Extract provided
Second, it ruled that any transaction “steeped in fraud” was structurally inconsistent with the concept of a settlement payment that was commonly used in the securities trade. Thus, in this case where the transfer involved a distribution from an admittedly fraudulent Ponzi scheme, the particular transactions could not be “normally regarded” as part of the settlement process.
Third, and most importantly, the BAP ruled that where a transfer involved an illegal sale of unregistered securities, that fact alone per se barred the transaction from protection as a settlement payment under principles of statutory construction, because “an illegally unregistered security can hardly be described as a 'payment commonly used in the securities trade.'” The BAP's analysis was anchored by its exhaustive discussion of and citation to the legislative history, which revealed the “precise congressional intent” underlying the enacting legislation for the statute, Public Law 97-222, a package of 1982 amendments to the Bankruptcy Code that was precisely designed to protect the carefully-regulated mechanisms for clearing trades in securities and commodities in the public markets from vulnerability to a bankruptcy attack that could potentially destabilize the financial markets. See H.R. No. 420, 97th Cong., 2d Sess. 1 (1982).

(Document structure recognition records)
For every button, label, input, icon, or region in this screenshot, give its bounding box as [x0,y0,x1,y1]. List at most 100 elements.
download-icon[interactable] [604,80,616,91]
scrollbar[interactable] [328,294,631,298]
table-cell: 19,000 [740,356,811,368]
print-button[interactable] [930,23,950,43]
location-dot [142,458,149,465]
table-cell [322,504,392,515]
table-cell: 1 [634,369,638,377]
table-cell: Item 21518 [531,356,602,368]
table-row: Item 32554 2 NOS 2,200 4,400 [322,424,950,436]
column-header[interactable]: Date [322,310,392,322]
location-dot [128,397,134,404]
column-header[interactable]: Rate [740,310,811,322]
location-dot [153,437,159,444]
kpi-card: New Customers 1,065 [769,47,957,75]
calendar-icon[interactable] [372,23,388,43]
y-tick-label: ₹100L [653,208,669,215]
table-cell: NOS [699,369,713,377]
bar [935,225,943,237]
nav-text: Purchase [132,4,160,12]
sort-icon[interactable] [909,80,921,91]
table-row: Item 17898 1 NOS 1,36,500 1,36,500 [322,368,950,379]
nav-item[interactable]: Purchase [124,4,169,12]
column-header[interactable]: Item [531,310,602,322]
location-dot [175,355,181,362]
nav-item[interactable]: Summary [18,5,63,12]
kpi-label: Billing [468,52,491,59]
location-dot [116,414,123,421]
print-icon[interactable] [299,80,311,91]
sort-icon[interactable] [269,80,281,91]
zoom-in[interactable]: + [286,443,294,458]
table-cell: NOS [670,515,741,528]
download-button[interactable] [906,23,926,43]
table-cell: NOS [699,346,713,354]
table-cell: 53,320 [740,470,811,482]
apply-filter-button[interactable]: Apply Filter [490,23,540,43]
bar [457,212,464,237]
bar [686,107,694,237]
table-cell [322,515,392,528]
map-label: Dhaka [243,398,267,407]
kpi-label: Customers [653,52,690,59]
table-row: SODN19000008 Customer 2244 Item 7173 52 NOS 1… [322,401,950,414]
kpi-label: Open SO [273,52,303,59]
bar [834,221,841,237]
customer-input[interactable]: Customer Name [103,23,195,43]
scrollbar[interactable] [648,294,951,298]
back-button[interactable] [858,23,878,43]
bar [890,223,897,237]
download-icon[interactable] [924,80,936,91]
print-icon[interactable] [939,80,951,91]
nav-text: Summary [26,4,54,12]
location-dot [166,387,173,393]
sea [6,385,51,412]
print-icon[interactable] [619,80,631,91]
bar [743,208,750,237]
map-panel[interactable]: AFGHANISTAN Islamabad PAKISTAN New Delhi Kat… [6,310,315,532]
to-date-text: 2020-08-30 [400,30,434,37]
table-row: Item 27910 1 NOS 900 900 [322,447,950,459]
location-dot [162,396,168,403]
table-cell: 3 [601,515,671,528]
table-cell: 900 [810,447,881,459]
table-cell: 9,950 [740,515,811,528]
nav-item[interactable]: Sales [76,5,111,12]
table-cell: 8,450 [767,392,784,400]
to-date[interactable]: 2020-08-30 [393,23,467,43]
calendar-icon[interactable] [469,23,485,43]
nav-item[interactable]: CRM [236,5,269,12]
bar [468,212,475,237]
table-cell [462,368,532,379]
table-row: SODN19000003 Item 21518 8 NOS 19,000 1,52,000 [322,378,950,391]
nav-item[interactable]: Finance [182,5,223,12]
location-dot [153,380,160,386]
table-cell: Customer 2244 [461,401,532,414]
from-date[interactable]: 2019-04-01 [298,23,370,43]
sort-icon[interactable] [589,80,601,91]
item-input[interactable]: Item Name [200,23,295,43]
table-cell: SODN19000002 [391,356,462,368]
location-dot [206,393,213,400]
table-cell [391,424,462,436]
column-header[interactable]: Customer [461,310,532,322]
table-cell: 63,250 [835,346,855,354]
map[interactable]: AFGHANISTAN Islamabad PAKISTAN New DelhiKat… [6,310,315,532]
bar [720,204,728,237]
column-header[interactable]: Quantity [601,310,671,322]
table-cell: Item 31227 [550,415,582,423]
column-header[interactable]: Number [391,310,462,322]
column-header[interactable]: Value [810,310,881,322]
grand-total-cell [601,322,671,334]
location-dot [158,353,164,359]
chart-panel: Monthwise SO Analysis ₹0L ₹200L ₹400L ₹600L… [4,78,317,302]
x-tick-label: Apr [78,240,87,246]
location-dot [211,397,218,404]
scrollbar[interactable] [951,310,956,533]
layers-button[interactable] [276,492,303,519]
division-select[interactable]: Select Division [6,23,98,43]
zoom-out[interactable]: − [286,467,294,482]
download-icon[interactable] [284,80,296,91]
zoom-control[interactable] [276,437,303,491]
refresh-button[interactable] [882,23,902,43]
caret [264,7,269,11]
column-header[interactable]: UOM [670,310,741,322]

Task goal
Return the part of the settlement payment passage between "Second, it ruled" and "the settlement process.", inclusive, copied word for word.

Reply to the exercise
Second, it ruled that any transaction “steeped in fraud” was structurally inconsistent with the concept of a settlement payment that was commonly used in the securities trade. Thus, in this case where the transfer involved a distribution from an admittedly fraudulent Ponzi scheme, the particular transactions could not be “normally regarded” as part of the settlement process.